* _THE TASK_: Whenever a line contains the string "globe", copy it out of the entries.

╭─ MATERIAL FOR THIS EXERCISE

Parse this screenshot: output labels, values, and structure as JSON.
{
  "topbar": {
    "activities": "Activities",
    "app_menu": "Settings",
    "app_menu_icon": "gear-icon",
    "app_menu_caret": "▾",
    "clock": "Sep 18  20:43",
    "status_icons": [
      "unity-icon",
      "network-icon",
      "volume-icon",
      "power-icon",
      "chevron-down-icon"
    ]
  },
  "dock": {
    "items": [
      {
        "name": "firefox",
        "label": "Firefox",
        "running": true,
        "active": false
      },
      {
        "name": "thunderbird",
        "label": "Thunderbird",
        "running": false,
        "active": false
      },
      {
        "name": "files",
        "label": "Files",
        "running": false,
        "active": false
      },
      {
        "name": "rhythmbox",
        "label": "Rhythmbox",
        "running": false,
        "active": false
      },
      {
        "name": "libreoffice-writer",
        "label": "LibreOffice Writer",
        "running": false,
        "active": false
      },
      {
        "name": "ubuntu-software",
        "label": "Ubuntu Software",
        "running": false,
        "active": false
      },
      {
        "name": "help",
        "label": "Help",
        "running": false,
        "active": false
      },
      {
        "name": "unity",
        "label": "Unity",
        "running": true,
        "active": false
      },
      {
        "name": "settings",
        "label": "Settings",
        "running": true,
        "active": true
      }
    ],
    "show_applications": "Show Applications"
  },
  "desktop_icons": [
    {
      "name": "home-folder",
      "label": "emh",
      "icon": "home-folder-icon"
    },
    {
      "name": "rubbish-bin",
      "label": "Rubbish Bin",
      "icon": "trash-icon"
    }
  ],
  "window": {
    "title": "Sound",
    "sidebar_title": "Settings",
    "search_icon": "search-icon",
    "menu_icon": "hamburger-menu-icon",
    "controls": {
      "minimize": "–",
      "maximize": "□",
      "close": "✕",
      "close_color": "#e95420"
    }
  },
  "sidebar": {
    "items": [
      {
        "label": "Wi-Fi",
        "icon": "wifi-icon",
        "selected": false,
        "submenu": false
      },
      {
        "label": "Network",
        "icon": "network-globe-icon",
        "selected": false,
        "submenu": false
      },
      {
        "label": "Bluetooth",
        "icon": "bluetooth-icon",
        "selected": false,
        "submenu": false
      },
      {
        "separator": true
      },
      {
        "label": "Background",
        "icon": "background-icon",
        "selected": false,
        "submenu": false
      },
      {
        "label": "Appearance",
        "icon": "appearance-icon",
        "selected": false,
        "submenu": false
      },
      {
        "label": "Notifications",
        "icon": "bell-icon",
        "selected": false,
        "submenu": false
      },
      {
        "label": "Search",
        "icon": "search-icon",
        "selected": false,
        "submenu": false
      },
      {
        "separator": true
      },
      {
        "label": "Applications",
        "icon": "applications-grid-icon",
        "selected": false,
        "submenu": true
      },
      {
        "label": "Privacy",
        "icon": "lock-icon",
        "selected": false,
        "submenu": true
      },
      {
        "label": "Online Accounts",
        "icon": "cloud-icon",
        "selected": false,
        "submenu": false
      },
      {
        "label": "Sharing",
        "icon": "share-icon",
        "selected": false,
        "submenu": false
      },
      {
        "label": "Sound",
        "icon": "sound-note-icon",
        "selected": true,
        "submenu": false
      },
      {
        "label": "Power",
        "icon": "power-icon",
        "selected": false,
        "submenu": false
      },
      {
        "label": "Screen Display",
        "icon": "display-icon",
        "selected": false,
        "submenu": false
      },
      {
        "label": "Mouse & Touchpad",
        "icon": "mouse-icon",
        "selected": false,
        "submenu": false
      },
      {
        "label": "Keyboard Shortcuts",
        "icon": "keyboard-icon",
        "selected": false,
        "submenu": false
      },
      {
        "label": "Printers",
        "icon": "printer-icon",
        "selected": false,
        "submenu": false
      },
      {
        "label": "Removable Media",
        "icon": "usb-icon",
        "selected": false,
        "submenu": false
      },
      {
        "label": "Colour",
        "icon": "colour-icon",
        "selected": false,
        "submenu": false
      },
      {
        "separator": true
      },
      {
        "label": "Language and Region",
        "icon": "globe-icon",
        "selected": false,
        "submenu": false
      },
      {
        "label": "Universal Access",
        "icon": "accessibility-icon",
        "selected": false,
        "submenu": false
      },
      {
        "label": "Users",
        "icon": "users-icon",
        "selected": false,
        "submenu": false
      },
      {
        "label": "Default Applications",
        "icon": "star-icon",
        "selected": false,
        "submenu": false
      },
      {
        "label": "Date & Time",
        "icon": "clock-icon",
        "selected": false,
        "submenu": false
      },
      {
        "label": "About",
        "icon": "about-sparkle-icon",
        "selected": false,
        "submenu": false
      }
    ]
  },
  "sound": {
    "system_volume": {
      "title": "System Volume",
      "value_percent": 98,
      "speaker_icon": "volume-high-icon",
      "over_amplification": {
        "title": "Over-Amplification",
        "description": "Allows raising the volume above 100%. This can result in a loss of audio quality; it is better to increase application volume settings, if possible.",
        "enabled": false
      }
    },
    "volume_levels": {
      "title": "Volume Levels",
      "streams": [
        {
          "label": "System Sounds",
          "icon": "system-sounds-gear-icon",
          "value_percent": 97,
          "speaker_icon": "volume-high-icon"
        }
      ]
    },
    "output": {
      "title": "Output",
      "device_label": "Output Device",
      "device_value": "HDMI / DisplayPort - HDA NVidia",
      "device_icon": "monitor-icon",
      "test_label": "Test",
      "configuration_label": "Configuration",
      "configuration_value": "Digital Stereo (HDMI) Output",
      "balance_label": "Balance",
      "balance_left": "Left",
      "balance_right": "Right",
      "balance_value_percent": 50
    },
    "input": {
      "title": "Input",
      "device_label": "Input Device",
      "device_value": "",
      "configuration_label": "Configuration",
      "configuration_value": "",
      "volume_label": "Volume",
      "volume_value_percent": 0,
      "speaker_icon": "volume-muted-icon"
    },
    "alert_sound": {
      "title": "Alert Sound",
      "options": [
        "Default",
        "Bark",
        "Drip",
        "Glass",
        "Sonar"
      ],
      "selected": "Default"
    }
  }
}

╰─

* _WRITTEN RESPONSE_:
        "icon": "network-globe-icon",
        "icon": "globe-icon",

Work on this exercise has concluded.